Set problem: Pull out every line with the word "document".

Given records:
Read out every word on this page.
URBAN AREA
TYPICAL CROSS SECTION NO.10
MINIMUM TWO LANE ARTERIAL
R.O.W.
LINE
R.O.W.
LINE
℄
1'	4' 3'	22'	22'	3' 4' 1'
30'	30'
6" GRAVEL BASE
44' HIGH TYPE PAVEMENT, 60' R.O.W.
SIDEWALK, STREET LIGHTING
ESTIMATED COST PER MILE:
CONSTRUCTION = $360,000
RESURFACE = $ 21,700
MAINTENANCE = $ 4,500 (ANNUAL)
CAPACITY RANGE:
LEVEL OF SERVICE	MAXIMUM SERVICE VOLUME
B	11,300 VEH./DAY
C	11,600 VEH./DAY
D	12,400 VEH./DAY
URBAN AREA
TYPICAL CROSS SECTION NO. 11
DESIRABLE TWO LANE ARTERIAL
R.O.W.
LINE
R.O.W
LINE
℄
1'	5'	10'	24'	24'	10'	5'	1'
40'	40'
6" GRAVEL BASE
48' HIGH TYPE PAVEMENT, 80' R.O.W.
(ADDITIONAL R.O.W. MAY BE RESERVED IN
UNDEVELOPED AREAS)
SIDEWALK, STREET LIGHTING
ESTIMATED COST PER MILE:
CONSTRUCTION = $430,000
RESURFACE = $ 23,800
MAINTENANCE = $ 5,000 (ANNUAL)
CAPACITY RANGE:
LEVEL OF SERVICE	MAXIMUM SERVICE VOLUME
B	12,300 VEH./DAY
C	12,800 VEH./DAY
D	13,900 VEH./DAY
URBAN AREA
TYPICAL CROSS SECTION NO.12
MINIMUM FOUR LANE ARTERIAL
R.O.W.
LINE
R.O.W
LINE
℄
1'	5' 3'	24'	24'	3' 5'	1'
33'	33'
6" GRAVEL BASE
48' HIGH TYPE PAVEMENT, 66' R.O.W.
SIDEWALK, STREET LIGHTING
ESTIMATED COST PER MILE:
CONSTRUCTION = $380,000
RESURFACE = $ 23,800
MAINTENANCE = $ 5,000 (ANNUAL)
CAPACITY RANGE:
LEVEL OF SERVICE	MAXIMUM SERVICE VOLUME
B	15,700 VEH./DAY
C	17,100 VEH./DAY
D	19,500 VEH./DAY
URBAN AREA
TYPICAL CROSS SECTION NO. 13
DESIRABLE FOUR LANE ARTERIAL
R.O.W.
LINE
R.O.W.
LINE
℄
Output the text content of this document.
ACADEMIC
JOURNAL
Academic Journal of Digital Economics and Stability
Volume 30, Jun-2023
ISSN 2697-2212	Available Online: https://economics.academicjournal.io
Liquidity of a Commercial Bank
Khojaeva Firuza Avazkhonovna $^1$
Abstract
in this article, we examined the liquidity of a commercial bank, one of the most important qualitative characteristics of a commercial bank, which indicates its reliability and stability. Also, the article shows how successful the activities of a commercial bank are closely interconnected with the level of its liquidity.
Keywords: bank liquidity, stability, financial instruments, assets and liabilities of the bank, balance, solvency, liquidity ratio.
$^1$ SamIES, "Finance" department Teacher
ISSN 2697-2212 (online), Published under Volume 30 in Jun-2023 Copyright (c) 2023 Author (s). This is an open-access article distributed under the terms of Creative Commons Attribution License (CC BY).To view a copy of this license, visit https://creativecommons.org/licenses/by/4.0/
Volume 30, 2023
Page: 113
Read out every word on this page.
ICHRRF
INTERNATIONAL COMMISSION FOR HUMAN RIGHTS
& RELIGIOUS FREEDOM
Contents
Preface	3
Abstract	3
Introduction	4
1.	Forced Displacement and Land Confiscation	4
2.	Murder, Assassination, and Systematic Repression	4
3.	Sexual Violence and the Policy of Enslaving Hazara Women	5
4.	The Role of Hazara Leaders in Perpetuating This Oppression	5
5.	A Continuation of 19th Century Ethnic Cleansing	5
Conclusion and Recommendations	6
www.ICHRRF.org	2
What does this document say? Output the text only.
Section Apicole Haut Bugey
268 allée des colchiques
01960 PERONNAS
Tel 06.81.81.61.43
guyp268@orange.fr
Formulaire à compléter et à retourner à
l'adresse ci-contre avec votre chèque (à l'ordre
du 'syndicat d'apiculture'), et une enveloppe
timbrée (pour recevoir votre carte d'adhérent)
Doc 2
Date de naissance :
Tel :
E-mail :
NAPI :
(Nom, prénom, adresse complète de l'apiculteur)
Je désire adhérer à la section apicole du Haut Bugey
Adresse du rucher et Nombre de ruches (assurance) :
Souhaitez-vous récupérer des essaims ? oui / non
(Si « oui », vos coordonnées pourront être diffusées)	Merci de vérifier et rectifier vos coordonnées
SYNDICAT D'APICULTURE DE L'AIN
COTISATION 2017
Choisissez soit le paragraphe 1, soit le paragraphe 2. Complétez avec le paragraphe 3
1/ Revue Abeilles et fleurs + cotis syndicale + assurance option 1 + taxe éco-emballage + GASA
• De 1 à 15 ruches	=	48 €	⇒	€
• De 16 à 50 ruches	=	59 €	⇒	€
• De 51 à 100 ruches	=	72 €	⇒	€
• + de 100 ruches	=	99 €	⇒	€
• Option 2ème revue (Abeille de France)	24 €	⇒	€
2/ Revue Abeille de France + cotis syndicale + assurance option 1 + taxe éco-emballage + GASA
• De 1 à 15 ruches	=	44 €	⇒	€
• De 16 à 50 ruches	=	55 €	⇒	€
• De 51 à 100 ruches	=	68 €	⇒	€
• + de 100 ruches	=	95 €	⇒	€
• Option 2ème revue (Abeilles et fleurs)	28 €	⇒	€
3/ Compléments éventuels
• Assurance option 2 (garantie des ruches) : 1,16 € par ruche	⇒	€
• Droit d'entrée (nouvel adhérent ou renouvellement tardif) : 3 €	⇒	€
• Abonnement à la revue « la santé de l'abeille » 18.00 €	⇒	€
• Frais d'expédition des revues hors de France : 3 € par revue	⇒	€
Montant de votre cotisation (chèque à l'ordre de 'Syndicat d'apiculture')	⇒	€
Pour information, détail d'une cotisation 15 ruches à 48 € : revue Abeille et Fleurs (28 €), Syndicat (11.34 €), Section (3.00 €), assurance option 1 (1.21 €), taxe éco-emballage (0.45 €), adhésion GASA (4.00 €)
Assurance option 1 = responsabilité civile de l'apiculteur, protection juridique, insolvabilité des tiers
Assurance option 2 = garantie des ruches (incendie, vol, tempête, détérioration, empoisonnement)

Correct output:
Output the text content of this document.
What does this document say? Output the text only.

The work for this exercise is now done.